What the task asks: Retype all the records with nothing changed.

Records supplied:
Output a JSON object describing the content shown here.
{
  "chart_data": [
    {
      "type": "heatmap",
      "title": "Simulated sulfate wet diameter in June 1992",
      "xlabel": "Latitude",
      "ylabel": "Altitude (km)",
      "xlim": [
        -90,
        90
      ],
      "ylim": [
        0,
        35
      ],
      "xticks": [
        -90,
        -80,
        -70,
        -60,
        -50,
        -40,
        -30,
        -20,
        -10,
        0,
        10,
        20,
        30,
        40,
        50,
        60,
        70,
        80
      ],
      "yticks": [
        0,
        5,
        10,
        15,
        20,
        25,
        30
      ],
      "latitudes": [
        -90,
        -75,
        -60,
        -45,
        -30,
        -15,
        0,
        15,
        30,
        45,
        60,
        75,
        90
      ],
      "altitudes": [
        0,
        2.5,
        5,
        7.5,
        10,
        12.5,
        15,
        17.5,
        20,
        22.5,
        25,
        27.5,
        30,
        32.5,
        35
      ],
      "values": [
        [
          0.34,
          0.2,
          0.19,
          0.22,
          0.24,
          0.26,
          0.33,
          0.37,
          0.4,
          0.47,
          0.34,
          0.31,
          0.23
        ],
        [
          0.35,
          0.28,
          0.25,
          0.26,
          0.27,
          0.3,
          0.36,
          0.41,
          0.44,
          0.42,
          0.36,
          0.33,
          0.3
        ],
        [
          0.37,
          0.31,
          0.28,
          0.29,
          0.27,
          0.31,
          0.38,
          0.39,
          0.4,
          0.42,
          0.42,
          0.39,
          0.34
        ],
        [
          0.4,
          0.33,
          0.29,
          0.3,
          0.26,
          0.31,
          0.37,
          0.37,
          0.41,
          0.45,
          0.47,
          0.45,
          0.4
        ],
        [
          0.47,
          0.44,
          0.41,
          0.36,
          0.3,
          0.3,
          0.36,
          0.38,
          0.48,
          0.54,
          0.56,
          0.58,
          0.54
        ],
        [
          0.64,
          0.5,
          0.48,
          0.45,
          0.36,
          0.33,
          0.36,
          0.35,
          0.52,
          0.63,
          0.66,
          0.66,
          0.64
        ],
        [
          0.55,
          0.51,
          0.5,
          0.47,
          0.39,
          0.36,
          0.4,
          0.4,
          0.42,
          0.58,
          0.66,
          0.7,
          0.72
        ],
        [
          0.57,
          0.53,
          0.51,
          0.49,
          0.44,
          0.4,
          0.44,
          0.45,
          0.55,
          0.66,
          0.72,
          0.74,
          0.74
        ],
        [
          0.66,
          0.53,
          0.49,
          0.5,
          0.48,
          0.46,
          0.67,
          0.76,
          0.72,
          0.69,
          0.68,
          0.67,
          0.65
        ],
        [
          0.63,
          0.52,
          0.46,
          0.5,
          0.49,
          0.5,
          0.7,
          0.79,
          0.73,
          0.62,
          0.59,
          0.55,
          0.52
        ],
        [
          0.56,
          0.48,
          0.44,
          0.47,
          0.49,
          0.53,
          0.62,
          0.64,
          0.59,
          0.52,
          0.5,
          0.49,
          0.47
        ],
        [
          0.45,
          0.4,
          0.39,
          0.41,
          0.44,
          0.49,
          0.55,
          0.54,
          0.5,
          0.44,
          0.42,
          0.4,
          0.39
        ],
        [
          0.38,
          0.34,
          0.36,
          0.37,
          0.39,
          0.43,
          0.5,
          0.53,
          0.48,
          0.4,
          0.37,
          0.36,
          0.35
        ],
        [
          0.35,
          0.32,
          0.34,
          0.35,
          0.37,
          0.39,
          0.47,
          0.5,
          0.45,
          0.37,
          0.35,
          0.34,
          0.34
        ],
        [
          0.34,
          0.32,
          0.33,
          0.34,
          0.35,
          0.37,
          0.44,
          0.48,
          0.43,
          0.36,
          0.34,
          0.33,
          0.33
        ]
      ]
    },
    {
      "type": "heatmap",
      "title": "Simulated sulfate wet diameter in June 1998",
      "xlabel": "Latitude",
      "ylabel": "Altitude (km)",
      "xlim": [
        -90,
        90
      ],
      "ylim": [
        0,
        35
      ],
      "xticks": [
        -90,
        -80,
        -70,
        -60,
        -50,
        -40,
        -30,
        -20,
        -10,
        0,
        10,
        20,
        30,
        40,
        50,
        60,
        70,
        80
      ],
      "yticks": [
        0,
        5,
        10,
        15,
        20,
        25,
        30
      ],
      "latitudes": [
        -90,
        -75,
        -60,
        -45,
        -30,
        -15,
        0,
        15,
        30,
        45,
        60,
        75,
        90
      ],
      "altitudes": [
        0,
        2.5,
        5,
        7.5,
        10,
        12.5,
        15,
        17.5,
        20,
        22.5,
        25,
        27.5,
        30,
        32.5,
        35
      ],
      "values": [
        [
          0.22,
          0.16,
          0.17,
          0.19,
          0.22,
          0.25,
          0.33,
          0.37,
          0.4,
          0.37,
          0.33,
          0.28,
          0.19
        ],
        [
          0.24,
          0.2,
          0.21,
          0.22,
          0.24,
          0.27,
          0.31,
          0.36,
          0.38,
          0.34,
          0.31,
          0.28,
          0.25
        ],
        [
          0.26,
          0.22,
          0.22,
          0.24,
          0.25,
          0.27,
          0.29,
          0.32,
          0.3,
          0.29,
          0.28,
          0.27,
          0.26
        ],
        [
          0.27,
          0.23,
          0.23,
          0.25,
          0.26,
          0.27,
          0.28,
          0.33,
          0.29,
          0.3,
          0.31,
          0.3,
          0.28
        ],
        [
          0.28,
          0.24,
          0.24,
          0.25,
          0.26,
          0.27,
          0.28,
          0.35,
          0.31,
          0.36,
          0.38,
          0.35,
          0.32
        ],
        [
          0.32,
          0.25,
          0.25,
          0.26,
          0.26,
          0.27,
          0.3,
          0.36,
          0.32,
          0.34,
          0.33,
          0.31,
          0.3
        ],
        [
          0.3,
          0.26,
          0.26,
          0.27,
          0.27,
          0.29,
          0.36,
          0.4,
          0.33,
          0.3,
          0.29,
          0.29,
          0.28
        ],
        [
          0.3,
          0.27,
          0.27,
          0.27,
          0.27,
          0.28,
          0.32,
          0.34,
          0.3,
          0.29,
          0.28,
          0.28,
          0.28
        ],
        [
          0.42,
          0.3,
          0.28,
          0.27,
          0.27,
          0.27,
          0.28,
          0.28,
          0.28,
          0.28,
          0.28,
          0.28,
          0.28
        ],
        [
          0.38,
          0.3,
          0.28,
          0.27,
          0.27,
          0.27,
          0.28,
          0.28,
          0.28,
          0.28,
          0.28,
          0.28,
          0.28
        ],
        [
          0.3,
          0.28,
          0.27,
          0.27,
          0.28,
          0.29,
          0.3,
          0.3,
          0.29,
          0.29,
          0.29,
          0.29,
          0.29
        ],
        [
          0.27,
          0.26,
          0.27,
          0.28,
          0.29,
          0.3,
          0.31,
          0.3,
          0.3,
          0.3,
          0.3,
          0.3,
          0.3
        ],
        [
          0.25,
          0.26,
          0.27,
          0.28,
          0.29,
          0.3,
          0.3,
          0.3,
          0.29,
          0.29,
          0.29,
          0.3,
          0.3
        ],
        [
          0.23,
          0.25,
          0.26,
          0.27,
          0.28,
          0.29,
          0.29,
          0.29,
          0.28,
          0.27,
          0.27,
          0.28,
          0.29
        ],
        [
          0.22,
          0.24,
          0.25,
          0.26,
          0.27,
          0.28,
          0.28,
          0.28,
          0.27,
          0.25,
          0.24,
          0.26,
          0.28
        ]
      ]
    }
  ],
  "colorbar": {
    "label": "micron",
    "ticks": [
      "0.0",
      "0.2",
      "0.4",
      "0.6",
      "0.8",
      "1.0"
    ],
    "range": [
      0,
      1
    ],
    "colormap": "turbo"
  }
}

In response:
Output a JSON object describing the content shown here.
{
  "chart_data": [
    {
      "type": "heatmap",
      "title": "Simulated sulfate wet diameter in June 1992",
      "xlabel": "Latitude",
      "ylabel": "Altitude (km)",
      "xlim": [
        -90,
        90
      ],
      "ylim": [
        0,
        35
      ],
      "xticks": [
        -90,
        -80,
        -70,
        -60,
        -50,
        -40,
        -30,
        -20,
        -10,
        0,
        10,
        20,
        30,
        40,
        50,
        60,
        70,
        80
      ],
      "yticks": [
        0,
        5,
        10,
        15,
        20,
        25,
        30
      ],
      "latitudes": [
        -90,
        -75,
        -60,
        -45,
        -30,
        -15,
        0,
        15,
        30,
        45,
        60,
        75,
        90
      ],
      "altitudes": [
        0,
        2.5,
        5,
        7.5,
        10,
        12.5,
        15,
        17.5,
        20,
        22.5,
        25,
        27.5,
        30,
        32.5,
        35
      ],
      "values": [
        [
          0.34,
          0.2,
          0.19,
          0.22,
          0.24,
          0.26,
          0.33,
          0.37,
          0.4,
          0.47,
          0.34,
          0.31,
          0.23
        ],
        [
          0.35,
          0.28,
          0.25,
          0.26,
          0.27,
          0.3,
          0.36,
          0.41,
          0.44,
          0.42,
          0.36,
          0.33,
          0.3
        ],
        [
          0.37,
          0.31,
          0.28,
          0.29,
          0.27,
          0.31,
          0.38,
          0.39,
          0.4,
          0.42,
          0.42,
          0.39,
          0.34
        ],
        [
          0.4,
          0.33,
          0.29,
          0.3,
          0.26,
          0.31,
          0.37,
          0.37,
          0.41,
          0.45,
          0.47,
          0.45,
          0.4
        ],
        [
          0.47,
          0.44,
          0.41,
          0.36,
          0.3,
          0.3,
          0.36,
          0.38,
          0.48,
          0.54,
          0.56,
          0.58,
          0.54
        ],
        [
          0.64,
          0.5,
          0.48,
          0.45,
          0.36,
          0.33,
          0.36,
          0.35,
          0.52,
          0.63,
          0.66,
          0.66,
          0.64
        ],
        [
          0.55,
          0.51,
          0.5,
          0.47,
          0.39,
          0.36,
          0.4,
          0.4,
          0.42,
          0.58,
          0.66,
          0.7,
          0.72
        ],
        [
          0.57,
          0.53,
          0.51,
          0.49,
          0.44,
          0.4,
          0.44,
          0.45,
          0.55,
          0.66,
          0.72,
          0.74,
          0.74
        ],
        [
          0.66,
          0.53,
          0.49,
          0.5,
          0.48,
          0.46,
          0.67,
          0.76,
          0.72,
          0.69,
          0.68,
          0.67,
          0.65
        ],
        [
          0.63,
          0.52,
          0.46,
          0.5,
          0.49,
          0.5,
          0.7,
          0.79,
          0.73,
          0.62,
          0.59,
          0.55,
          0.52
        ],
        [
          0.56,
          0.48,
          0.44,
          0.47,
          0.49,
          0.53,
          0.62,
          0.64,
          0.59,
          0.52,
          0.5,
          0.49,
          0.47
        ],
        [
          0.45,
          0.4,
          0.39,
          0.41,
          0.44,
          0.49,
          0.55,
          0.54,
          0.5,
          0.44,
          0.42,
          0.4,
          0.39
        ],
        [
          0.38,
          0.34,
          0.36,
          0.37,
          0.39,
          0.43,
          0.5,
          0.53,
          0.48,
          0.4,
          0.37,
          0.36,
          0.35
        ],
        [
          0.35,
          0.32,
          0.34,
          0.35,
          0.37,
          0.39,
          0.47,
          0.5,
          0.45,
          0.37,
          0.35,
          0.34,
          0.34
        ],
        [
          0.34,
          0.32,
          0.33,
          0.34,
          0.35,
          0.37,
          0.44,
          0.48,
          0.43,
          0.36,
          0.34,
          0.33,
          0.33
        ]
      ]
    },
    {
      "type": "heatmap",
      "title": "Simulated sulfate wet diameter in June 1998",
      "xlabel": "Latitude",
      "ylabel": "Altitude (km)",
      "xlim": [
        -90,
        90
      ],
      "ylim": [
        0,
        35
      ],
      "xticks": [
        -90,
        -80,
        -70,
        -60,
        -50,
        -40,
        -30,
        -20,
        -10,
        0,
        10,
        20,
        30,
        40,
        50,
        60,
        70,
        80
      ],
      "yticks": [
        0,
        5,
        10,
        15,
        20,
        25,
        30
      ],
      "latitudes": [
        -90,
        -75,
        -60,
        -45,
        -30,
        -15,
        0,
        15,
        30,
        45,
        60,
        75,
        90
      ],
      "altitudes": [
        0,
        2.5,
        5,
        7.5,
        10,
        12.5,
        15,
        17.5,
        20,
        22.5,
        25,
        27.5,
        30,
        32.5,
        35
      ],
      "values": [
        [
          0.22,
          0.16,
          0.17,
          0.19,
          0.22,
          0.25,
          0.33,
          0.37,
          0.4,
          0.37,
          0.33,
          0.28,
          0.19
        ],
        [
          0.24,
          0.2,
          0.21,
          0.22,
          0.24,
          0.27,
          0.31,
          0.36,
          0.38,
          0.34,
          0.31,
          0.28,
          0.25
        ],
        [
          0.26,
          0.22,
          0.22,
          0.24,
          0.25,
          0.27,
          0.29,
          0.32,
          0.3,
          0.29,
          0.28,
          0.27,
          0.26
        ],
        [
          0.27,
          0.23,
          0.23,
          0.25,
          0.26,
          0.27,
          0.28,
          0.33,
          0.29,
          0.3,
          0.31,
          0.3,
          0.28
        ],
        [
          0.28,
          0.24,
          0.24,
          0.25,
          0.26,
          0.27,
          0.28,
          0.35,
          0.31,
          0.36,
          0.38,
          0.35,
          0.32
        ],
        [
          0.32,
          0.25,
          0.25,
          0.26,
          0.26,
          0.27,
          0.3,
          0.36,
          0.32,
          0.34,
          0.33,
          0.31,
          0.3
        ],
        [
          0.3,
          0.26,
          0.26,
          0.27,
          0.27,
          0.29,
          0.36,
          0.4,
          0.33,
          0.3,
          0.29,
          0.29,
          0.28
        ],
        [
          0.3,
          0.27,
          0.27,
          0.27,
          0.27,
          0.28,
          0.32,
          0.34,
          0.3,
          0.29,
          0.28,
          0.28,
          0.28
        ],
        [
          0.42,
          0.3,
          0.28,
          0.27,
          0.27,
          0.27,
          0.28,
          0.28,
          0.28,
          0.28,
          0.28,
          0.28,
          0.28
        ],
        [
          0.38,
          0.3,
          0.28,
          0.27,
          0.27,
          0.27,
          0.28,
          0.28,
          0.28,
          0.28,
          0.28,
          0.28,
          0.28
        ],
        [
          0.3,
          0.28,
          0.27,
          0.27,
          0.28,
          0.29,
          0.3,
          0.3,
          0.29,
          0.29,
          0.29,
          0.29,
          0.29
        ],
        [
          0.27,
          0.26,
          0.27,
          0.28,
          0.29,
          0.3,
          0.31,
          0.3,
          0.3,
          0.3,
          0.3,
          0.3,
          0.3
        ],
        [
          0.25,
          0.26,
          0.27,
          0.28,
          0.29,
          0.3,
          0.3,
          0.3,
          0.29,
          0.29,
          0.29,
          0.3,
          0.3
        ],
        [
          0.23,
          0.25,
          0.26,
          0.27,
          0.28,
          0.29,
          0.29,
          0.29,
          0.28,
          0.27,
          0.27,
          0.28,
          0.29
        ],
        [
          0.22,
          0.24,
          0.25,
          0.26,
          0.27,
          0.28,
          0.28,
          0.28,
          0.27,
          0.25,
          0.24,
          0.26,
          0.28
        ]
      ]
    }
  ],
  "colorbar": {
    "label": "micron",
    "ticks": [
      "0.0",
      "0.2",
      "0.4",
      "0.6",
      "0.8",
      "1.0"
    ],
    "range": [
      0,
      1
    ],
    "colormap": "turbo"
  }
}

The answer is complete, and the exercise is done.